● DATA EXTRACT:
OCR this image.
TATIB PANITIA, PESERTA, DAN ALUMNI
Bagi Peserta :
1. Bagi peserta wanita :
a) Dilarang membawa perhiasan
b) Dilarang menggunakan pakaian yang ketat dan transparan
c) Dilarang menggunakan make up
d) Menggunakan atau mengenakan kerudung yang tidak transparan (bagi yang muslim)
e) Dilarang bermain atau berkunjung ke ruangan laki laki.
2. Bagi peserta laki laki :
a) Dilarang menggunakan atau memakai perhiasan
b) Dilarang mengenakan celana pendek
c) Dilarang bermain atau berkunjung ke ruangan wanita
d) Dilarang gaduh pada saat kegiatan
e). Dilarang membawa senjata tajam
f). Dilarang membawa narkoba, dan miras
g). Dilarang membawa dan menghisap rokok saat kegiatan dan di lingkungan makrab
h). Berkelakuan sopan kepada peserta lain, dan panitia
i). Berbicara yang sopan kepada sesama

● WRITTEN TASK: Return every line exactly.

● ANSWER BELOW:
OCR this image.
TATIB PANITIA, PESERTA, DAN ALUMNI
Bagi Peserta :
1. Bagi peserta wanita :
a) Dilarang membawa perhiasan
b) Dilarang menggunakan pakaian yang ketat dan transparan
c) Dilarang menggunakan make up
d) Menggunakan atau mengenakan kerudung yang tidak transparan (bagi yang muslim)
e) Dilarang bermain atau berkunjung ke ruangan laki laki.
2. Bagi peserta laki laki :
a) Dilarang menggunakan atau memakai perhiasan
b) Dilarang mengenakan celana pendek
c) Dilarang bermain atau berkunjung ke ruangan wanita
d) Dilarang gaduh pada saat kegiatan
e). Dilarang membawa senjata tajam
f). Dilarang membawa narkoba, dan miras
g). Dilarang membawa dan menghisap rokok saat kegiatan dan di lingkungan makrab
h). Berkelakuan sopan kepada peserta lain, dan panitia
i). Berbicara yang sopan kepada sesama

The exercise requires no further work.